WORK TO BE COMPLETED: Copy out every line of the records where the string "Enable" occurs.

>>>>

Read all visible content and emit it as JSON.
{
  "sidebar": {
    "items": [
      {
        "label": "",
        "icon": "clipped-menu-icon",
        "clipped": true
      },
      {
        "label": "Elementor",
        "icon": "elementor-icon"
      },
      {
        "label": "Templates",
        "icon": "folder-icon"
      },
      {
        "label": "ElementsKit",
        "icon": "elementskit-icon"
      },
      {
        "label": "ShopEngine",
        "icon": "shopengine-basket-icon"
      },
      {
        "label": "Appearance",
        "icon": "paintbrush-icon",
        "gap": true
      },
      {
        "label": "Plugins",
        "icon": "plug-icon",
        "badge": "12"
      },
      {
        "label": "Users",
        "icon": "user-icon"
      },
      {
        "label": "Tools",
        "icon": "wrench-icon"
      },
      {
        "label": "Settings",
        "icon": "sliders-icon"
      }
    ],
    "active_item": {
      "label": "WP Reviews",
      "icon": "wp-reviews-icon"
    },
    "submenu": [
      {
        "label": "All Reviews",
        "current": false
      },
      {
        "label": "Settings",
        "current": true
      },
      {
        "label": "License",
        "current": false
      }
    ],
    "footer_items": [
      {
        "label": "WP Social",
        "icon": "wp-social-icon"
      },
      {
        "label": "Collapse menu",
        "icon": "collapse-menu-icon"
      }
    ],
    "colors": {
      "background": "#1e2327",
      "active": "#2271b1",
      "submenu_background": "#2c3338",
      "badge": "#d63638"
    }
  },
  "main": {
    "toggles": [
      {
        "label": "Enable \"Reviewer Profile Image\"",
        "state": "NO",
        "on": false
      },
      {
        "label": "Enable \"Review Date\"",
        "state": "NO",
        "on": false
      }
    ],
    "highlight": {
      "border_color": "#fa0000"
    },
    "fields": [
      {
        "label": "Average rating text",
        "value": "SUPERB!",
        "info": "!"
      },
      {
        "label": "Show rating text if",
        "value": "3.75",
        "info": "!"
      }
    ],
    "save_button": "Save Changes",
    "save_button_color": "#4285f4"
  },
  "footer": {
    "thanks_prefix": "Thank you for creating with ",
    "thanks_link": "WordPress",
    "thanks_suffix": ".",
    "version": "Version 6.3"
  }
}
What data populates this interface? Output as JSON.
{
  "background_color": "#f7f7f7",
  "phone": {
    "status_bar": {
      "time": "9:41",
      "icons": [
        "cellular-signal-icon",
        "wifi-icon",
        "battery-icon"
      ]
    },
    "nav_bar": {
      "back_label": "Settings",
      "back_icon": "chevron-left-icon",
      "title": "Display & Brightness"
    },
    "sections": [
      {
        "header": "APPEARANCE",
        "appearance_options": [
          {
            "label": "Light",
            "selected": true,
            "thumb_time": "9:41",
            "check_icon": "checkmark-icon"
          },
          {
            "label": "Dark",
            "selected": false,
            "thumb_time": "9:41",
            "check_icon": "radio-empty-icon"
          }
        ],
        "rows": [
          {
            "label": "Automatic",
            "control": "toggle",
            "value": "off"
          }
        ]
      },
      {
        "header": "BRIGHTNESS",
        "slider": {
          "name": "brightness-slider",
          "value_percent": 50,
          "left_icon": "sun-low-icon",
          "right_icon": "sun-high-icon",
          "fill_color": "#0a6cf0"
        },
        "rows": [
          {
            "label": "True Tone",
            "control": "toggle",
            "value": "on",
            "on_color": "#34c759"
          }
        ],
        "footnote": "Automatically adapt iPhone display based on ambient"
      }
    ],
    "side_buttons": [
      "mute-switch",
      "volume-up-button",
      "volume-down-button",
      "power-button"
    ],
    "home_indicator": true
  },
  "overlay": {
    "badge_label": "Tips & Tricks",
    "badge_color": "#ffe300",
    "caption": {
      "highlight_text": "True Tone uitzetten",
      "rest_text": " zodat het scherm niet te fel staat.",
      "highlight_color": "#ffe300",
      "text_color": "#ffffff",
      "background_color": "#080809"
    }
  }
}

<<<<

FINAL RESULT:
        "label": "Enable \"Reviewer Profile Image\"",
        "label": "Enable \"Review Date\"",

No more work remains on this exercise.